> [Exercise inputs]:
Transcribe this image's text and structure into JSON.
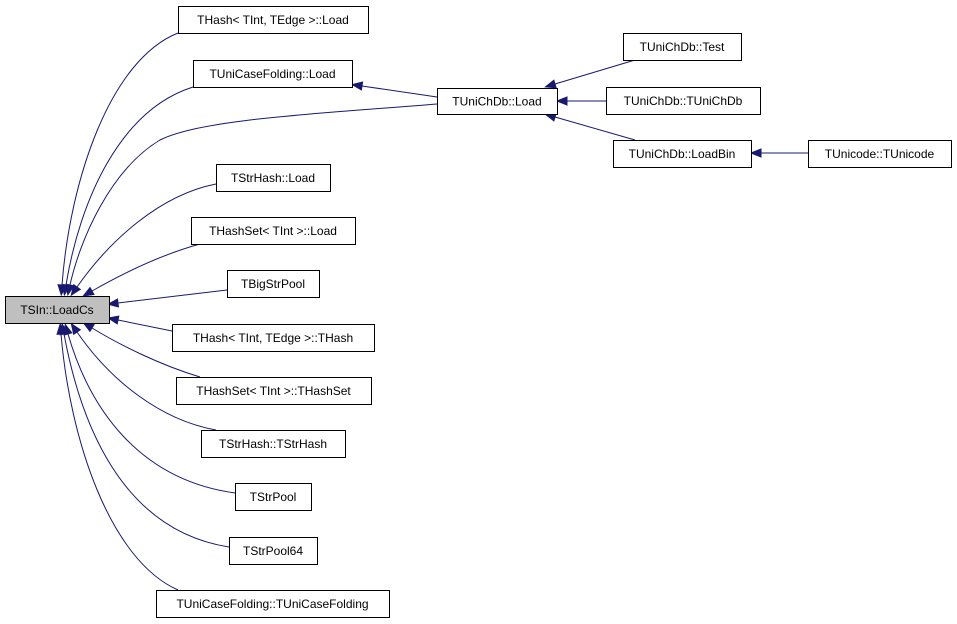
{
  "graph": {
    "edge_color": "#191970",
    "root_fill": "#bfbfbf",
    "nodes": [
      {
        "id": "loadcs",
        "label": "TSIn::LoadCs",
        "root": true
      },
      {
        "id": "hash_load",
        "label": "THash< TInt, TEdge >::Load"
      },
      {
        "id": "ucf_load",
        "label": "TUniCaseFolding::Load"
      },
      {
        "id": "strhash_load",
        "label": "TStrHash::Load"
      },
      {
        "id": "hashset_load",
        "label": "THashSet< TInt >::Load"
      },
      {
        "id": "bigstrpool",
        "label": "TBigStrPool"
      },
      {
        "id": "hash_ctor",
        "label": "THash< TInt, TEdge >::THash"
      },
      {
        "id": "hashset_ctor",
        "label": "THashSet< TInt >::THashSet"
      },
      {
        "id": "strhash_ctor",
        "label": "TStrHash::TStrHash"
      },
      {
        "id": "strpool",
        "label": "TStrPool"
      },
      {
        "id": "strpool64",
        "label": "TStrPool64"
      },
      {
        "id": "ucf_ctor",
        "label": "TUniCaseFolding::TUniCaseFolding"
      },
      {
        "id": "unichdb_load",
        "label": "TUniChDb::Load"
      },
      {
        "id": "unichdb_test",
        "label": "TUniChDb::Test"
      },
      {
        "id": "unichdb_ctor",
        "label": "TUniChDb::TUniChDb"
      },
      {
        "id": "unichdb_loadbin",
        "label": "TUniChDb::LoadBin"
      },
      {
        "id": "unicode_ctor",
        "label": "TUnicode::TUnicode"
      }
    ],
    "edges": [
      {
        "from": "hash_load",
        "to": "loadcs"
      },
      {
        "from": "ucf_load",
        "to": "loadcs"
      },
      {
        "from": "unichdb_load",
        "to": "loadcs"
      },
      {
        "from": "strhash_load",
        "to": "loadcs"
      },
      {
        "from": "hashset_load",
        "to": "loadcs"
      },
      {
        "from": "bigstrpool",
        "to": "loadcs"
      },
      {
        "from": "hash_ctor",
        "to": "loadcs"
      },
      {
        "from": "hashset_ctor",
        "to": "loadcs"
      },
      {
        "from": "strhash_ctor",
        "to": "loadcs"
      },
      {
        "from": "strpool",
        "to": "loadcs"
      },
      {
        "from": "strpool64",
        "to": "loadcs"
      },
      {
        "from": "ucf_ctor",
        "to": "loadcs"
      },
      {
        "from": "unichdb_load",
        "to": "ucf_load"
      },
      {
        "from": "unichdb_test",
        "to": "unichdb_load"
      },
      {
        "from": "unichdb_ctor",
        "to": "unichdb_load"
      },
      {
        "from": "unichdb_loadbin",
        "to": "unichdb_load"
      },
      {
        "from": "unicode_ctor",
        "to": "unichdb_loadbin"
      }
    ]
  }
}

> [Problem]: Repeat all the records above exactly, leaving out any pictures.

> [Task answer]:
Transcribe this image's text and structure into JSON.
{
  "graph": {
    "edge_color": "#191970",
    "root_fill": "#bfbfbf",
    "nodes": [
      {
        "id": "loadcs",
        "label": "TSIn::LoadCs",
        "root": true
      },
      {
        "id": "hash_load",
        "label": "THash< TInt, TEdge >::Load"
      },
      {
        "id": "ucf_load",
        "label": "TUniCaseFolding::Load"
      },
      {
        "id": "strhash_load",
        "label": "TStrHash::Load"
      },
      {
        "id": "hashset_load",
        "label": "THashSet< TInt >::Load"
      },
      {
        "id": "bigstrpool",
        "label": "TBigStrPool"
      },
      {
        "id": "hash_ctor",
        "label": "THash< TInt, TEdge >::THash"
      },
      {
        "id": "hashset_ctor",
        "label": "THashSet< TInt >::THashSet"
      },
      {
        "id": "strhash_ctor",
        "label": "TStrHash::TStrHash"
      },
      {
        "id": "strpool",
        "label": "TStrPool"
      },
      {
        "id": "strpool64",
        "label": "TStrPool64"
      },
      {
        "id": "ucf_ctor",
        "label": "TUniCaseFolding::TUniCaseFolding"
      },
      {
        "id": "unichdb_load",
        "label": "TUniChDb::Load"
      },
      {
        "id": "unichdb_test",
        "label": "TUniChDb::Test"
      },
      {
        "id": "unichdb_ctor",
        "label": "TUniChDb::TUniChDb"
      },
      {
        "id": "unichdb_loadbin",
        "label": "TUniChDb::LoadBin"
      },
      {
        "id": "unicode_ctor",
        "label": "TUnicode::TUnicode"
      }
    ],
    "edges": [
      {
        "from": "hash_load",
        "to": "loadcs"
      },
      {
        "from": "ucf_load",
        "to": "loadcs"
      },
      {
        "from": "unichdb_load",
        "to": "loadcs"
      },
      {
        "from": "strhash_load",
        "to": "loadcs"
      },
      {
        "from": "hashset_load",
        "to": "loadcs"
      },
      {
        "from": "bigstrpool",
        "to": "loadcs"
      },
      {
        "from": "hash_ctor",
        "to": "loadcs"
      },
      {
        "from": "hashset_ctor",
        "to": "loadcs"
      },
      {
        "from": "strhash_ctor",
        "to": "loadcs"
      },
      {
        "from": "strpool",
        "to": "loadcs"
      },
      {
        "from": "strpool64",
        "to": "loadcs"
      },
      {
        "from": "ucf_ctor",
        "to": "loadcs"
      },
      {
        "from": "unichdb_load",
        "to": "ucf_load"
      },
      {
        "from": "unichdb_test",
        "to": "unichdb_load"
      },
      {
        "from": "unichdb_ctor",
        "to": "unichdb_load"
      },
      {
        "from": "unichdb_loadbin",
        "to": "unichdb_load"
      },
      {
        "from": "unicode_ctor",
        "to": "unichdb_loadbin"
      }
    ]
  }
}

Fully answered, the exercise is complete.